* START Records supplied *

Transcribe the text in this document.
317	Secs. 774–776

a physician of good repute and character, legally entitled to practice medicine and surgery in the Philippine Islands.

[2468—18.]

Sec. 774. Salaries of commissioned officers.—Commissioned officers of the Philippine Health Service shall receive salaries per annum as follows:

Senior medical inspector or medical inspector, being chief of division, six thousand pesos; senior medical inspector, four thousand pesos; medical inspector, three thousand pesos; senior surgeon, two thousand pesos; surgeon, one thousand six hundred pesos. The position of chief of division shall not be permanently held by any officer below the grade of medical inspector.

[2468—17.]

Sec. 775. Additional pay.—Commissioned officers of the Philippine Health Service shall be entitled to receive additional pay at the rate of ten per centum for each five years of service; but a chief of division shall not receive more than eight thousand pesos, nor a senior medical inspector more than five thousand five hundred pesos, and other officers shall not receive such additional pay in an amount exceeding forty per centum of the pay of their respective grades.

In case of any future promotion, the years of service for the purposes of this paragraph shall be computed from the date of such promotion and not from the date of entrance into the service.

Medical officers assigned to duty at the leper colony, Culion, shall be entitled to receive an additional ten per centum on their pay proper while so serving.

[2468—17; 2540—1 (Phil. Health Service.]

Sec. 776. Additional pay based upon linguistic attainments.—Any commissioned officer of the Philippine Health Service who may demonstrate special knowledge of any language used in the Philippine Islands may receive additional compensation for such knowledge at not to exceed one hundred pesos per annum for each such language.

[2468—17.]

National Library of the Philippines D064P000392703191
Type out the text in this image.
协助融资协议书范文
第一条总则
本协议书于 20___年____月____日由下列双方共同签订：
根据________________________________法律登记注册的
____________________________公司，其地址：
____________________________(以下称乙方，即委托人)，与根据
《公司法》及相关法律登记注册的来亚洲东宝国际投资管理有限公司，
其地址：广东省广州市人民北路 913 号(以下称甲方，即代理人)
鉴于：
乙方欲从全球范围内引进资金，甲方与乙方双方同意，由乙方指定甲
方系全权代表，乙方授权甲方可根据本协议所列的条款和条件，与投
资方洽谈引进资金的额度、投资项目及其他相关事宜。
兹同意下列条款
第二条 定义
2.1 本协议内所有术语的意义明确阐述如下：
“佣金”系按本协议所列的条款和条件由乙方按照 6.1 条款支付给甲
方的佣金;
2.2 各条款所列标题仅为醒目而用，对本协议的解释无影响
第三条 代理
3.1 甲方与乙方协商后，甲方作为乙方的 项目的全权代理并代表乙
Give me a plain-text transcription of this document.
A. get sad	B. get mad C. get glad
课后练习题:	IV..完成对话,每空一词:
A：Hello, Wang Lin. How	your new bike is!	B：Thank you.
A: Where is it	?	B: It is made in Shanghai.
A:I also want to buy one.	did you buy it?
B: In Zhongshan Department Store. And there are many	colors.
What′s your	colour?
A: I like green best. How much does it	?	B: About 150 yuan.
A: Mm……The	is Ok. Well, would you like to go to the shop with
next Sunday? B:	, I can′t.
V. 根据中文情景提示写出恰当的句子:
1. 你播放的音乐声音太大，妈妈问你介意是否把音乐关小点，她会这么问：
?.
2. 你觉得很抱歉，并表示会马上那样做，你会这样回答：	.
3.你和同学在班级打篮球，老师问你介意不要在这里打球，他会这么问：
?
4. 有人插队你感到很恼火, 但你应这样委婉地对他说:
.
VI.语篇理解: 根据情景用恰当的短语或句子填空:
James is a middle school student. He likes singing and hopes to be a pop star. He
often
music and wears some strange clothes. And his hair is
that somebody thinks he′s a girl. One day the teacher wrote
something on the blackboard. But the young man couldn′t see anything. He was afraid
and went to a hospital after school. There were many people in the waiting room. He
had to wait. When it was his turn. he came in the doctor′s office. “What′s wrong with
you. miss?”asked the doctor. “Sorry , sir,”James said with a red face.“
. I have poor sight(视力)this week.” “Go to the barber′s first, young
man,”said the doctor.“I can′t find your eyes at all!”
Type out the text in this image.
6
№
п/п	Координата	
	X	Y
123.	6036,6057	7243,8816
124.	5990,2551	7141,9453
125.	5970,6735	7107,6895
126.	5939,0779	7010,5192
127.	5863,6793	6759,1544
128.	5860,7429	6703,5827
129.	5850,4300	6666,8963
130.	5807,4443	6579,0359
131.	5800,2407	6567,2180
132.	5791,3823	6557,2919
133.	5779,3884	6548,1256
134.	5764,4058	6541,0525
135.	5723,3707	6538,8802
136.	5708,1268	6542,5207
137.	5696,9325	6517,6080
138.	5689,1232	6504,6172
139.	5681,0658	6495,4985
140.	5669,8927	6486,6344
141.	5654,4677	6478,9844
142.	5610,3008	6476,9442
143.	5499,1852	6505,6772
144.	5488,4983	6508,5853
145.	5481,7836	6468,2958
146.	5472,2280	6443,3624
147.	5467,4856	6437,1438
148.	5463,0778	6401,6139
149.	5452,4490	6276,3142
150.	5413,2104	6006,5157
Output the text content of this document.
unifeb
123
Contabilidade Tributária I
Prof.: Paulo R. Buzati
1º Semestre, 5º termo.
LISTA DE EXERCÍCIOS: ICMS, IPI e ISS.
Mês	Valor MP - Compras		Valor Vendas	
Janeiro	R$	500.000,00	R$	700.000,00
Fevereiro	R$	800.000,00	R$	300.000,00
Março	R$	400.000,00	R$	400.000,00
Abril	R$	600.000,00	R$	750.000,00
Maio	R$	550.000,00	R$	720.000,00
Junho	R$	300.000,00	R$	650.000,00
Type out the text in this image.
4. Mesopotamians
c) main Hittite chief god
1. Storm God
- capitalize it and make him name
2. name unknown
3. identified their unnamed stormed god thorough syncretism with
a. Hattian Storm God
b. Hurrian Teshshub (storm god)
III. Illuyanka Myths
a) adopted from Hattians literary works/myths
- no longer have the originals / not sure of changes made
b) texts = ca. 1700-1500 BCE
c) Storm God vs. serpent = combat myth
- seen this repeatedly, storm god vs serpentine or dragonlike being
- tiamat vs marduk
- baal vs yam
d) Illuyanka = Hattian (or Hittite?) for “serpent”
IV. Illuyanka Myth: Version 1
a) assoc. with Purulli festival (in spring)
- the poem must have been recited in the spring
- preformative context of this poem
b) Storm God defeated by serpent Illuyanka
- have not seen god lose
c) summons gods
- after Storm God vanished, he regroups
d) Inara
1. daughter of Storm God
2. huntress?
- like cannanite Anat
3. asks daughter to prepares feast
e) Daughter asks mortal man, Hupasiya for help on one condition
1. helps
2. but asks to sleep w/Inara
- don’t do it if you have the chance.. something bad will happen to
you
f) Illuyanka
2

* END Records supplied *

## To be done
Print out the whole listing exactly as it appears.

## Exercise solution
Transcribe the text in this document.
317	Secs. 774–776

a physician of good repute and character, legally entitled to practice medicine and surgery in the Philippine Islands.

[2468—18.]

Sec. 774. Salaries of commissioned officers.—Commissioned officers of the Philippine Health Service shall receive salaries per annum as follows:

Senior medical inspector or medical inspector, being chief of division, six thousand pesos; senior medical inspector, four thousand pesos; medical inspector, three thousand pesos; senior surgeon, two thousand pesos; surgeon, one thousand six hundred pesos. The position of chief of division shall not be permanently held by any officer below the grade of medical inspector.

[2468—17.]

Sec. 775. Additional pay.—Commissioned officers of the Philippine Health Service shall be entitled to receive additional pay at the rate of ten per centum for each five years of service; but a chief of division shall not receive more than eight thousand pesos, nor a senior medical inspector more than five thousand five hundred pesos, and other officers shall not receive such additional pay in an amount exceeding forty per centum of the pay of their respective grades.

In case of any future promotion, the years of service for the purposes of this paragraph shall be computed from the date of such promotion and not from the date of entrance into the service.

Medical officers assigned to duty at the leper colony, Culion, shall be entitled to receive an additional ten per centum on their pay proper while so serving.

[2468—17; 2540—1 (Phil. Health Service.]

Sec. 776. Additional pay based upon linguistic attainments.—Any commissioned officer of the Philippine Health Service who may demonstrate special knowledge of any language used in the Philippine Islands may receive additional compensation for such knowledge at not to exceed one hundred pesos per annum for each such language.

[2468—17.]

National Library of the Philippines D064P000392703191
Type out the text in this image.
协助融资协议书范文
第一条总则
本协议书于 20___年____月____日由下列双方共同签订：
根据________________________________法律登记注册的
____________________________公司，其地址：
____________________________(以下称乙方，即委托人)，与根据
《公司法》及相关法律登记注册的来亚洲东宝国际投资管理有限公司，
其地址：广东省广州市人民北路 913 号(以下称甲方，即代理人)
鉴于：
乙方欲从全球范围内引进资金，甲方与乙方双方同意，由乙方指定甲
方系全权代表，乙方授权甲方可根据本协议所列的条款和条件，与投
资方洽谈引进资金的额度、投资项目及其他相关事宜。
兹同意下列条款
第二条 定义
2.1 本协议内所有术语的意义明确阐述如下：
“佣金”系按本协议所列的条款和条件由乙方按照 6.1 条款支付给甲
方的佣金;
2.2 各条款所列标题仅为醒目而用，对本协议的解释无影响
第三条 代理
3.1 甲方与乙方协商后，甲方作为乙方的 项目的全权代理并代表乙
Give me a plain-text transcription of this document.
A. get sad	B. get mad C. get glad
课后练习题:	IV..完成对话,每空一词:
A：Hello, Wang Lin. How	your new bike is!	B：Thank you.
A: Where is it	?	B: It is made in Shanghai.
A:I also want to buy one.	did you buy it?
B: In Zhongshan Department Store. And there are many	colors.
What′s your	colour?
A: I like green best. How much does it	?	B: About 150 yuan.
A: Mm……The	is Ok. Well, would you like to go to the shop with
next Sunday? B:	, I can′t.
V. 根据中文情景提示写出恰当的句子:
1. 你播放的音乐声音太大，妈妈问你介意是否把音乐关小点，她会这么问：
?.
2. 你觉得很抱歉，并表示会马上那样做，你会这样回答：	.
3.你和同学在班级打篮球，老师问你介意不要在这里打球，他会这么问：
?
4. 有人插队你感到很恼火, 但你应这样委婉地对他说:
.
VI.语篇理解: 根据情景用恰当的短语或句子填空:
James is a middle school student. He likes singing and hopes to be a pop star. He
often
music and wears some strange clothes. And his hair is
that somebody thinks he′s a girl. One day the teacher wrote
something on the blackboard. But the young man couldn′t see anything. He was afraid
and went to a hospital after school. There were many people in the waiting room. He
had to wait. When it was his turn. he came in the doctor′s office. “What′s wrong with
you. miss?”asked the doctor. “Sorry , sir,”James said with a red face.“
. I have poor sight(视力)this week.” “Go to the barber′s first, young
man,”said the doctor.“I can′t find your eyes at all!”
Type out the text in this image.
6
№
п/п	Координата	
	X	Y
123.	6036,6057	7243,8816
124.	5990,2551	7141,9453
125.	5970,6735	7107,6895
126.	5939,0779	7010,5192
127.	5863,6793	6759,1544
128.	5860,7429	6703,5827
129.	5850,4300	6666,8963
130.	5807,4443	6579,0359
131.	5800,2407	6567,2180
132.	5791,3823	6557,2919
133.	5779,3884	6548,1256
134.	5764,4058	6541,0525
135.	5723,3707	6538,8802
136.	5708,1268	6542,5207
137.	5696,9325	6517,6080
138.	5689,1232	6504,6172
139.	5681,0658	6495,4985
140.	5669,8927	6486,6344
141.	5654,4677	6478,9844
142.	5610,3008	6476,9442
143.	5499,1852	6505,6772
144.	5488,4983	6508,5853
145.	5481,7836	6468,2958
146.	5472,2280	6443,3624
147.	5467,4856	6437,1438
148.	5463,0778	6401,6139
149.	5452,4490	6276,3142
150.	5413,2104	6006,5157
Output the text content of this document.
unifeb
123
Contabilidade Tributária I
Prof.: Paulo R. Buzati
1º Semestre, 5º termo.
LISTA DE EXERCÍCIOS: ICMS, IPI e ISS.
Mês	Valor MP - Compras		Valor Vendas	
Janeiro	R$	500.000,00	R$	700.000,00
Fevereiro	R$	800.000,00	R$	300.000,00
Março	R$	400.000,00	R$	400.000,00
Abril	R$	600.000,00	R$	750.000,00
Maio	R$	550.000,00	R$	720.000,00
Junho	R$	300.000,00	R$	650.000,00
Type out the text in this image.
4. Mesopotamians
c) main Hittite chief god
1. Storm God
- capitalize it and make him name
2. name unknown
3. identified their unnamed stormed god thorough syncretism with
a. Hattian Storm God
b. Hurrian Teshshub (storm god)
III. Illuyanka Myths
a) adopted from Hattians literary works/myths
- no longer have the originals / not sure of changes made
b) texts = ca. 1700-1500 BCE
c) Storm God vs. serpent = combat myth
- seen this repeatedly, storm god vs serpentine or dragonlike being
- tiamat vs marduk
- baal vs yam
d) Illuyanka = Hattian (or Hittite?) for “serpent”
IV. Illuyanka Myth: Version 1
a) assoc. with Purulli festival (in spring)
- the poem must have been recited in the spring
- preformative context of this poem
b) Storm God defeated by serpent Illuyanka
- have not seen god lose
c) summons gods
- after Storm God vanished, he regroups
d) Inara
1. daughter of Storm God
2. huntress?
- like cannanite Anat
3. asks daughter to prepares feast
e) Daughter asks mortal man, Hupasiya for help on one condition
1. helps
2. but asks to sleep w/Inara
- don’t do it if you have the chance.. something bad will happen to
you
f) Illuyanka
2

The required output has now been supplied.